> _WHAT IS ASKED_: Write the records below out again exactly as given, with no images.

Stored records
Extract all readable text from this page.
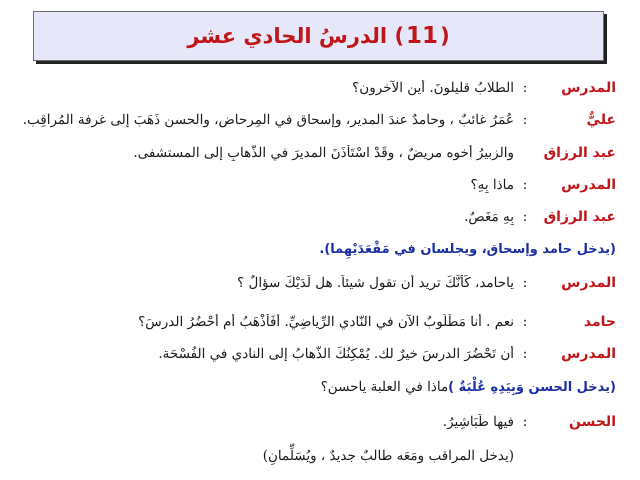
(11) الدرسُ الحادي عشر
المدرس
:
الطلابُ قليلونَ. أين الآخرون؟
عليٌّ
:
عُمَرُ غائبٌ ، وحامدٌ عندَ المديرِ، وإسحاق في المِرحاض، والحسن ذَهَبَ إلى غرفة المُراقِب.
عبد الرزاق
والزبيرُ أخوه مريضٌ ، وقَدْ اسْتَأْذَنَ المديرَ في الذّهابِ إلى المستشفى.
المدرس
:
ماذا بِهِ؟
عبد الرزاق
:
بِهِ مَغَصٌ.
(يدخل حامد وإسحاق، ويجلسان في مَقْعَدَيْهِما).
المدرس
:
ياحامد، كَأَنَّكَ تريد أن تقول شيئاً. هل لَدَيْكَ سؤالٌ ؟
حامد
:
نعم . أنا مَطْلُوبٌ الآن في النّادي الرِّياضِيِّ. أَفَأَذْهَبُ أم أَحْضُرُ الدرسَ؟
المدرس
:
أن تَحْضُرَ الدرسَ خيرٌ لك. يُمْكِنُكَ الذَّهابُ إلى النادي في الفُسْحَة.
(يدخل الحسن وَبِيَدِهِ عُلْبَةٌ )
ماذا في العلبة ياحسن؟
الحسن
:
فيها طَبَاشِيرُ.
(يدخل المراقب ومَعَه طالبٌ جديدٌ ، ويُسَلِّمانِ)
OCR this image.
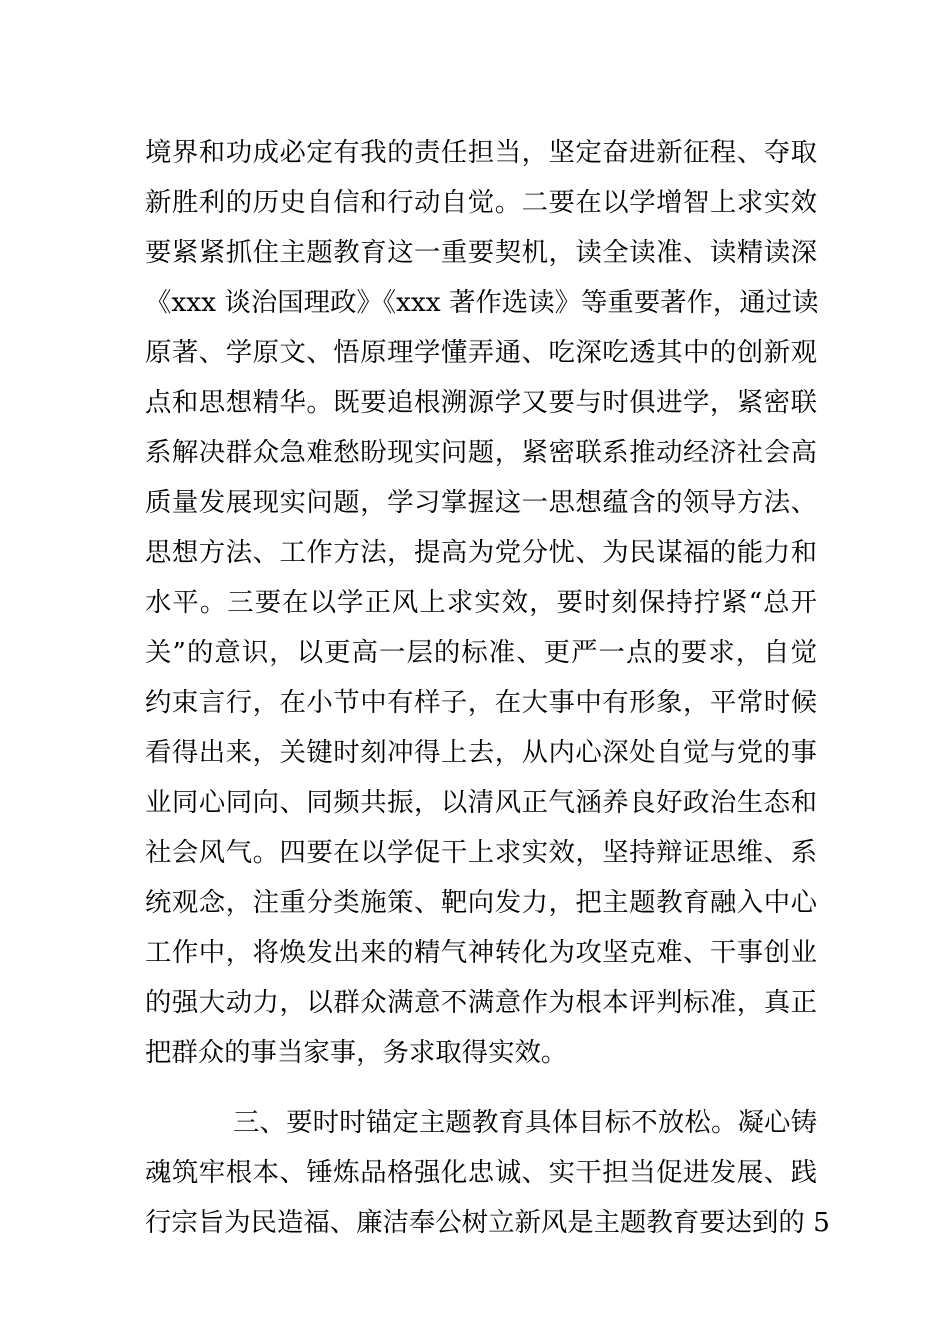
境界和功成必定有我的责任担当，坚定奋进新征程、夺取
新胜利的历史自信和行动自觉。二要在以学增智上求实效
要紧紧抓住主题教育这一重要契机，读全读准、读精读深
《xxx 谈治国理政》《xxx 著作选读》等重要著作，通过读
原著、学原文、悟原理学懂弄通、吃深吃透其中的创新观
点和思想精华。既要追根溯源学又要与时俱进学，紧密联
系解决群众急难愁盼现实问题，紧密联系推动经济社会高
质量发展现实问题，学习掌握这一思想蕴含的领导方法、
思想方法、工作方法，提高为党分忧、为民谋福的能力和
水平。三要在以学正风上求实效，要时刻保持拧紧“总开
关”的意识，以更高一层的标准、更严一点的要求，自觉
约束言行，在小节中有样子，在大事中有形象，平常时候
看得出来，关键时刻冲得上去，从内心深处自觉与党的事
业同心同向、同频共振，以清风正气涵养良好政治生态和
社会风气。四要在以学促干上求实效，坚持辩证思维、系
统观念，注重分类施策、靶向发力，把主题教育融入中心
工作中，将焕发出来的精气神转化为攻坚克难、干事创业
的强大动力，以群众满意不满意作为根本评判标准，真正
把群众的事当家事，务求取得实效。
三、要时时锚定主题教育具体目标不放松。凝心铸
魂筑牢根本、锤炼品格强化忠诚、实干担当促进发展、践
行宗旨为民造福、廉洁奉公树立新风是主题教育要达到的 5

> _COMPLETED TASK_:
Extract all readable text from this page.
(11) الدرسُ الحادي عشر
المدرس
:
الطلابُ قليلونَ. أين الآخرون؟
عليٌّ
:
عُمَرُ غائبٌ ، وحامدٌ عندَ المديرِ، وإسحاق في المِرحاض، والحسن ذَهَبَ إلى غرفة المُراقِب.
عبد الرزاق
والزبيرُ أخوه مريضٌ ، وقَدْ اسْتَأْذَنَ المديرَ في الذّهابِ إلى المستشفى.
المدرس
:
ماذا بِهِ؟
عبد الرزاق
:
بِهِ مَغَصٌ.
(يدخل حامد وإسحاق، ويجلسان في مَقْعَدَيْهِما).
المدرس
:
ياحامد، كَأَنَّكَ تريد أن تقول شيئاً. هل لَدَيْكَ سؤالٌ ؟
حامد
:
نعم . أنا مَطْلُوبٌ الآن في النّادي الرِّياضِيِّ. أَفَأَذْهَبُ أم أَحْضُرُ الدرسَ؟
المدرس
:
أن تَحْضُرَ الدرسَ خيرٌ لك. يُمْكِنُكَ الذَّهابُ إلى النادي في الفُسْحَة.
(يدخل الحسن وَبِيَدِهِ عُلْبَةٌ )
ماذا في العلبة ياحسن؟
الحسن
:
فيها طَبَاشِيرُ.
(يدخل المراقب ومَعَه طالبٌ جديدٌ ، ويُسَلِّمانِ)
OCR this image.
境界和功成必定有我的责任担当，坚定奋进新征程、夺取
新胜利的历史自信和行动自觉。二要在以学增智上求实效
要紧紧抓住主题教育这一重要契机，读全读准、读精读深
《xxx 谈治国理政》《xxx 著作选读》等重要著作，通过读
原著、学原文、悟原理学懂弄通、吃深吃透其中的创新观
点和思想精华。既要追根溯源学又要与时俱进学，紧密联
系解决群众急难愁盼现实问题，紧密联系推动经济社会高
质量发展现实问题，学习掌握这一思想蕴含的领导方法、
思想方法、工作方法，提高为党分忧、为民谋福的能力和
水平。三要在以学正风上求实效，要时刻保持拧紧“总开
关”的意识，以更高一层的标准、更严一点的要求，自觉
约束言行，在小节中有样子，在大事中有形象，平常时候
看得出来，关键时刻冲得上去，从内心深处自觉与党的事
业同心同向、同频共振，以清风正气涵养良好政治生态和
社会风气。四要在以学促干上求实效，坚持辩证思维、系
统观念，注重分类施策、靶向发力，把主题教育融入中心
工作中，将焕发出来的精气神转化为攻坚克难、干事创业
的强大动力，以群众满意不满意作为根本评判标准，真正
把群众的事当家事，务求取得实效。
三、要时时锚定主题教育具体目标不放松。凝心铸
魂筑牢根本、锤炼品格强化忠诚、实干担当促进发展、践
行宗旨为民造福、廉洁奉公树立新风是主题教育要达到的 5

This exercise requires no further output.